Extracted data entries

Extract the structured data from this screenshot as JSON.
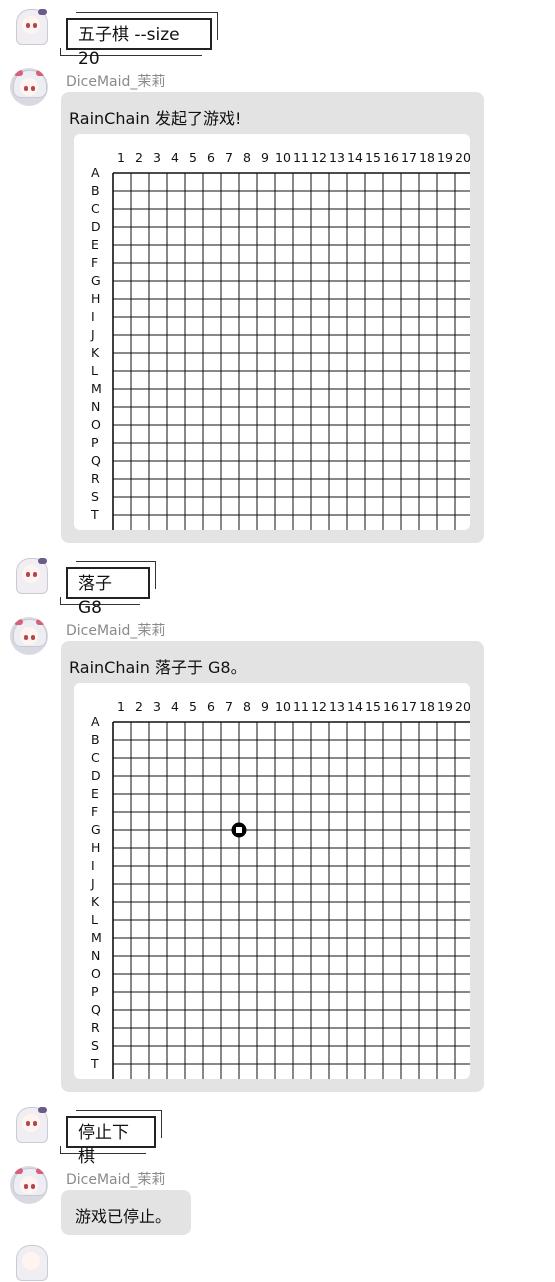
{
  "messages": [
    {
      "type": "user",
      "command": "五子棋 --size 20"
    },
    {
      "type": "bot",
      "sender": "DiceMaid_茉莉",
      "text": "RainChain 发起了游戏!",
      "board": {
        "size": 20,
        "stones": []
      }
    },
    {
      "type": "user",
      "command": "落子 G8"
    },
    {
      "type": "bot",
      "sender": "DiceMaid_茉莉",
      "text": "RainChain 落子于 G8。",
      "board": {
        "size": 20,
        "stones": [
          {
            "row": "G",
            "col": 8,
            "color": "black",
            "last": true
          }
        ]
      }
    },
    {
      "type": "user",
      "command": "停止下棋"
    },
    {
      "type": "bot",
      "sender": "DiceMaid_茉莉",
      "text": "游戏已停止。"
    }
  ],
  "board_labels": {
    "cols": [
      "1",
      "2",
      "3",
      "4",
      "5",
      "6",
      "7",
      "8",
      "9",
      "10",
      "11",
      "12",
      "13",
      "14",
      "15",
      "16",
      "17",
      "18",
      "19",
      "20"
    ],
    "rows": [
      "A",
      "B",
      "C",
      "D",
      "E",
      "F",
      "G",
      "H",
      "I",
      "J",
      "K",
      "L",
      "M",
      "N",
      "O",
      "P",
      "Q",
      "R",
      "S",
      "T"
    ]
  }
}
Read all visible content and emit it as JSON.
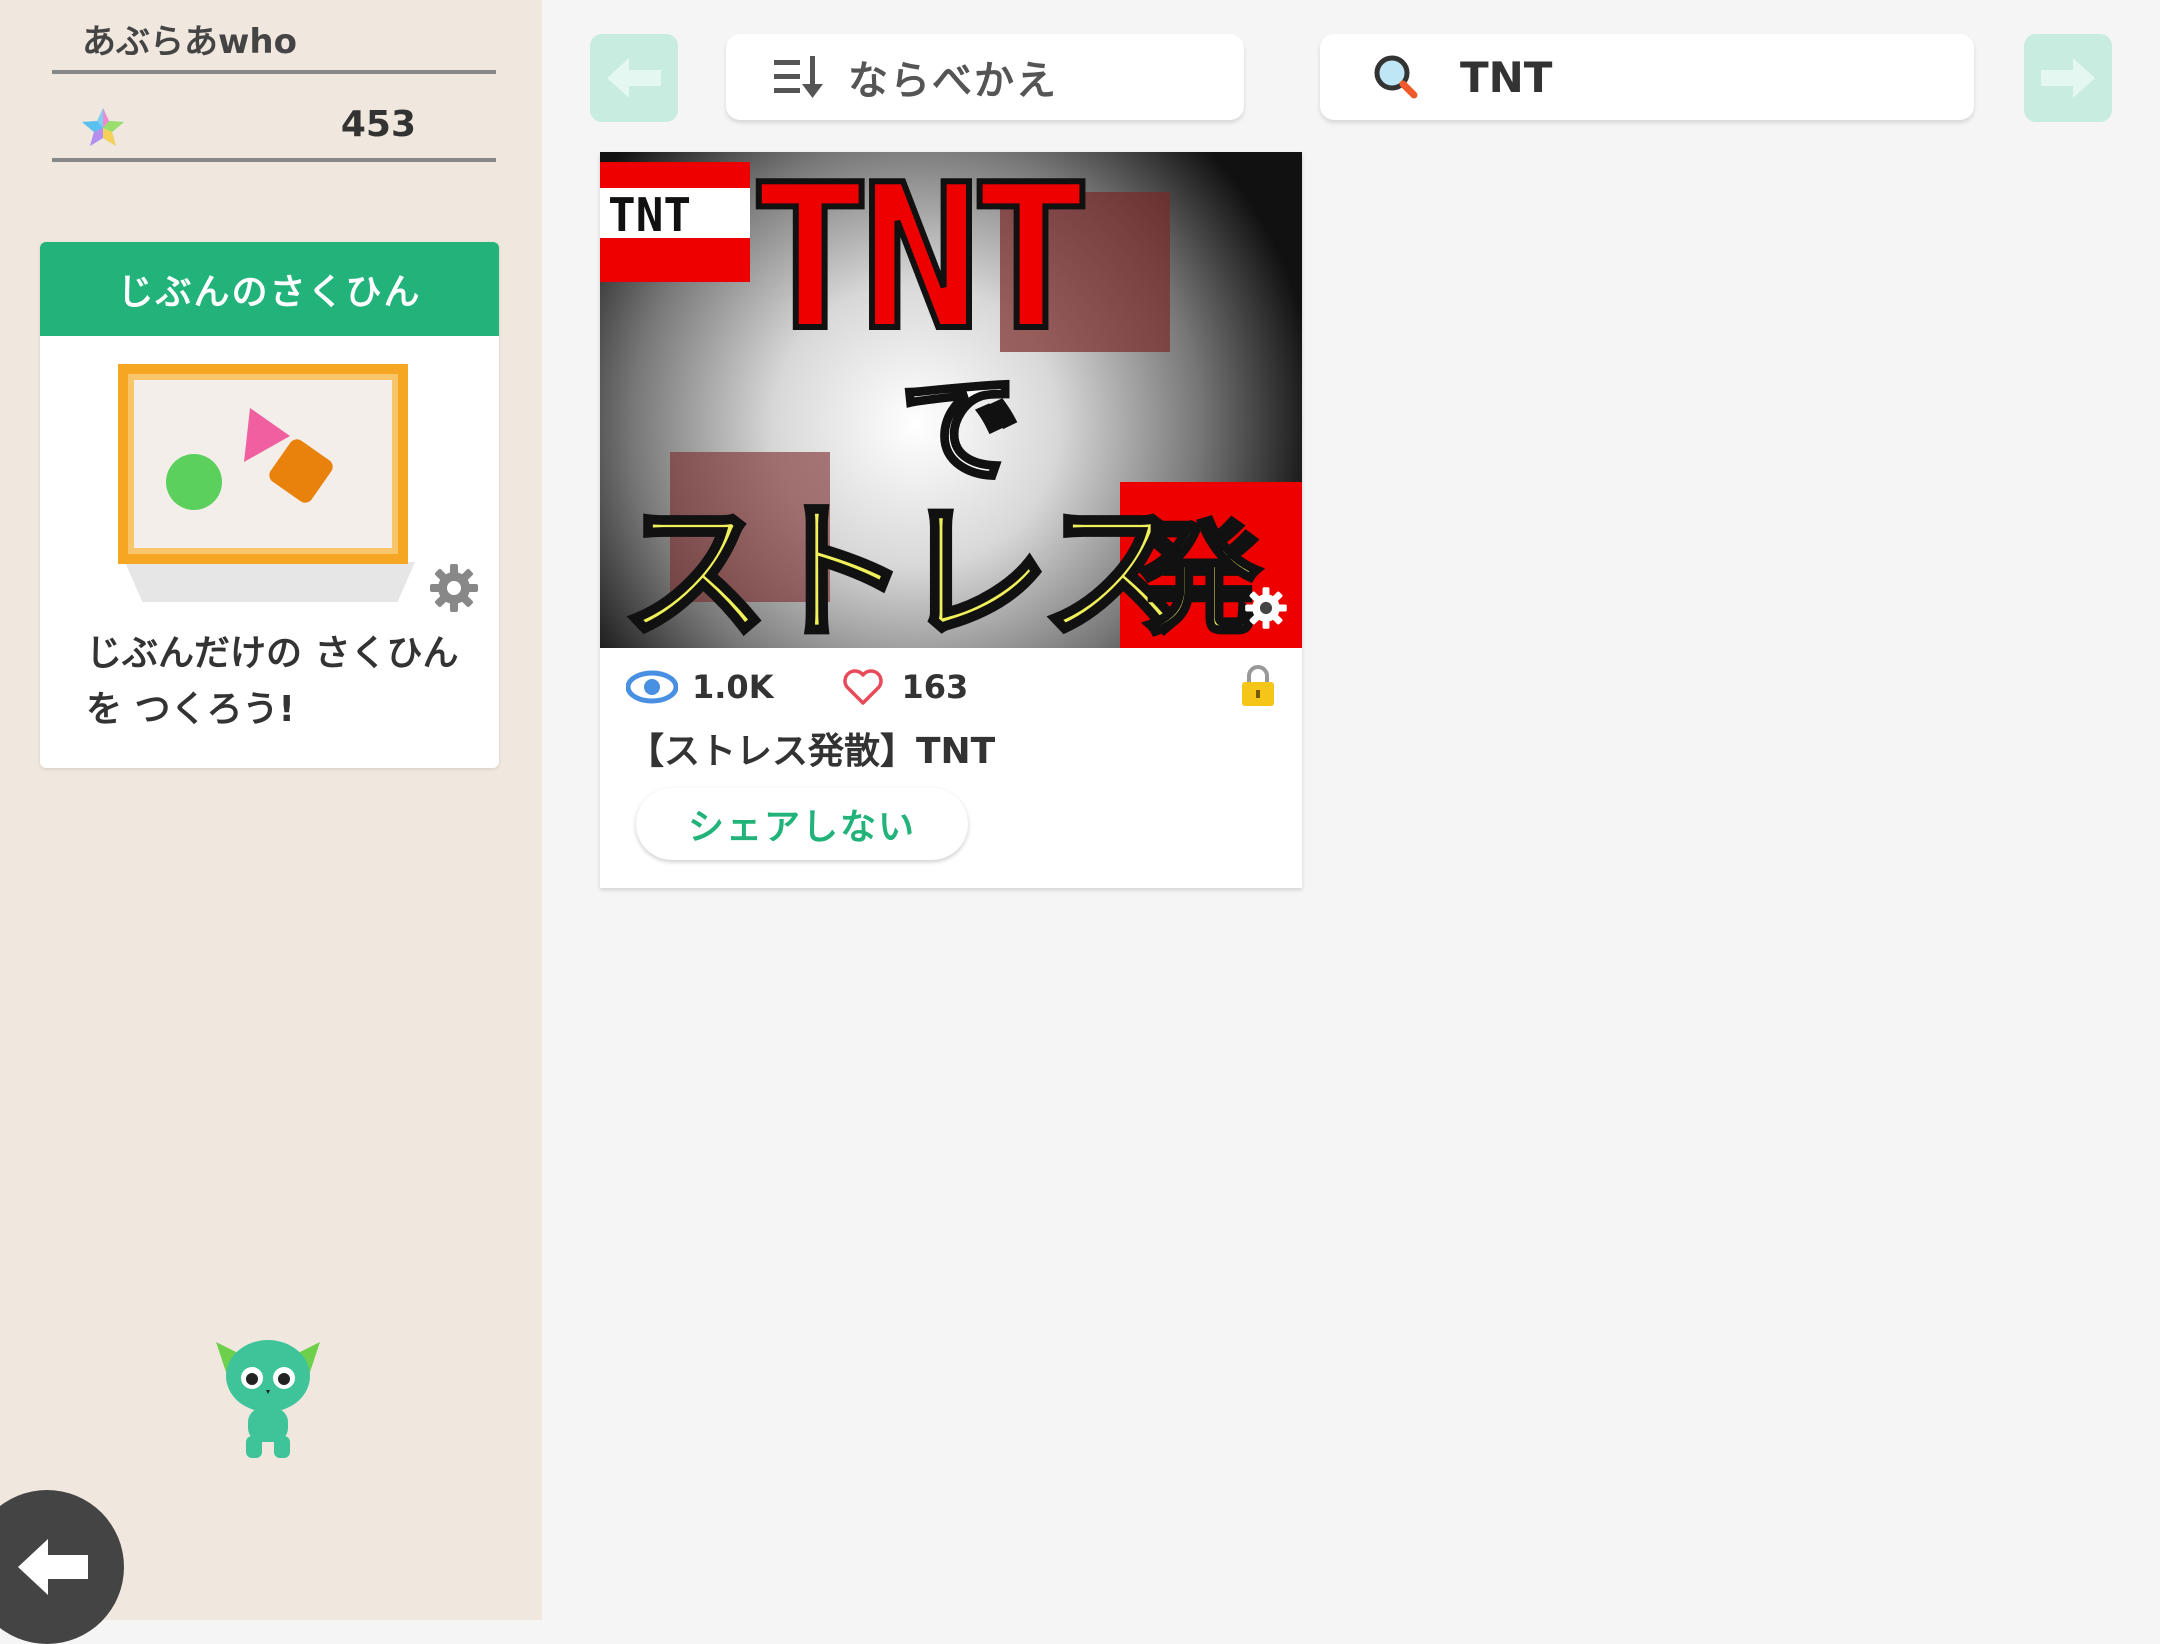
{
  "user": {
    "name": "あぶらあwho",
    "points": "453"
  },
  "my_works": {
    "header": "じぶんのさくひん",
    "prompt": "じぶんだけの さくひんを つくろう!"
  },
  "toolbar": {
    "sort_label": "ならべかえ",
    "search_value": "TNT"
  },
  "works": [
    {
      "title": "【ストレス発散】TNT",
      "views": "1.0K",
      "likes": "163",
      "share_label": "シェアしない"
    }
  ],
  "colors": {
    "accent": "#21b37a",
    "sidebar_bg": "#f0e8de",
    "nav_disabled": "#c8ece0"
  }
}
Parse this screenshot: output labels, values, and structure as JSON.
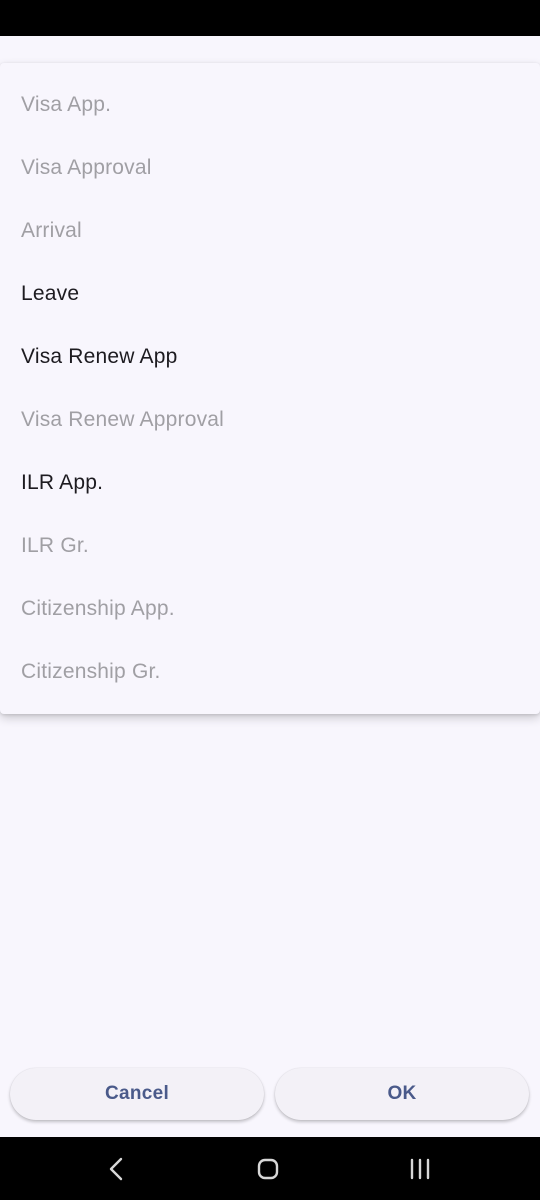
{
  "menu": {
    "items": [
      {
        "label": "Visa App.",
        "enabled": false
      },
      {
        "label": "Visa Approval",
        "enabled": false
      },
      {
        "label": "Arrival",
        "enabled": false
      },
      {
        "label": "Leave",
        "enabled": true
      },
      {
        "label": "Visa Renew App",
        "enabled": true
      },
      {
        "label": "Visa Renew Approval",
        "enabled": false
      },
      {
        "label": "ILR App.",
        "enabled": true
      },
      {
        "label": "ILR Gr.",
        "enabled": false
      },
      {
        "label": "Citizenship App.",
        "enabled": false
      },
      {
        "label": "Citizenship Gr.",
        "enabled": false
      }
    ]
  },
  "actions": {
    "cancel_label": "Cancel",
    "ok_label": "OK"
  },
  "colors": {
    "background": "#f8f6fd",
    "enabled_text": "#1d1b20",
    "disabled_text": "#a09fa4",
    "button_text": "#4a5a8a",
    "button_bg": "#f3f1f7"
  },
  "navigation": {
    "back_icon": "back-chevron-icon",
    "home_icon": "home-icon",
    "recents_icon": "recents-icon"
  }
}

• [Task objective] Copy all of the entries verbatim, leaving out any pictures they contain.

• [Final result]
Extract the structured data from this screenshot as JSON.
{
  "messages": [
    {
      "type": "user",
      "command": "五子棋 --size 20"
    },
    {
      "type": "bot",
      "sender": "DiceMaid_茉莉",
      "text": "RainChain 发起了游戏!",
      "board": {
        "size": 20,
        "stones": []
      }
    },
    {
      "type": "user",
      "command": "落子 G8"
    },
    {
      "type": "bot",
      "sender": "DiceMaid_茉莉",
      "text": "RainChain 落子于 G8。",
      "board": {
        "size": 20,
        "stones": [
          {
            "row": "G",
            "col": 8,
            "color": "black",
            "last": true
          }
        ]
      }
    },
    {
      "type": "user",
      "command": "停止下棋"
    },
    {
      "type": "bot",
      "sender": "DiceMaid_茉莉",
      "text": "游戏已停止。"
    }
  ],
  "board_labels": {
    "cols": [
      "1",
      "2",
      "3",
      "4",
      "5",
      "6",
      "7",
      "8",
      "9",
      "10",
      "11",
      "12",
      "13",
      "14",
      "15",
      "16",
      "17",
      "18",
      "19",
      "20"
    ],
    "rows": [
      "A",
      "B",
      "C",
      "D",
      "E",
      "F",
      "G",
      "H",
      "I",
      "J",
      "K",
      "L",
      "M",
      "N",
      "O",
      "P",
      "Q",
      "R",
      "S",
      "T"
    ]
  }
}
Read all visible content and emit it as JSON.
{
  "user": {
    "name": "あぶらあwho",
    "points": "453"
  },
  "my_works": {
    "header": "じぶんのさくひん",
    "prompt": "じぶんだけの さくひんを つくろう!"
  },
  "toolbar": {
    "sort_label": "ならべかえ",
    "search_value": "TNT"
  },
  "works": [
    {
      "title": "【ストレス発散】TNT",
      "views": "1.0K",
      "likes": "163",
      "share_label": "シェアしない"
    }
  ],
  "colors": {
    "accent": "#21b37a",
    "sidebar_bg": "#f0e8de",
    "nav_disabled": "#c8ece0"
  }
}
Parse this screenshot: output labels, values, and structure as JSON.
{
  "menu": {
    "items": [
      {
        "label": "Visa App.",
        "enabled": false
      },
      {
        "label": "Visa Approval",
        "enabled": false
      },
      {
        "label": "Arrival",
        "enabled": false
      },
      {
        "label": "Leave",
        "enabled": true
      },
      {
        "label": "Visa Renew App",
        "enabled": true
      },
      {
        "label": "Visa Renew Approval",
        "enabled": false
      },
      {
        "label": "ILR App.",
        "enabled": true
      },
      {
        "label": "ILR Gr.",
        "enabled": false
      },
      {
        "label": "Citizenship App.",
        "enabled": false
      },
      {
        "label": "Citizenship Gr.",
        "enabled": false
      }
    ]
  },
  "actions": {
    "cancel_label": "Cancel",
    "ok_label": "OK"
  },
  "colors": {
    "background": "#f8f6fd",
    "enabled_text": "#1d1b20",
    "disabled_text": "#a09fa4",
    "button_text": "#4a5a8a",
    "button_bg": "#f3f1f7"
  },
  "navigation": {
    "back_icon": "back-chevron-icon",
    "home_icon": "home-icon",
    "recents_icon": "recents-icon"
  }
}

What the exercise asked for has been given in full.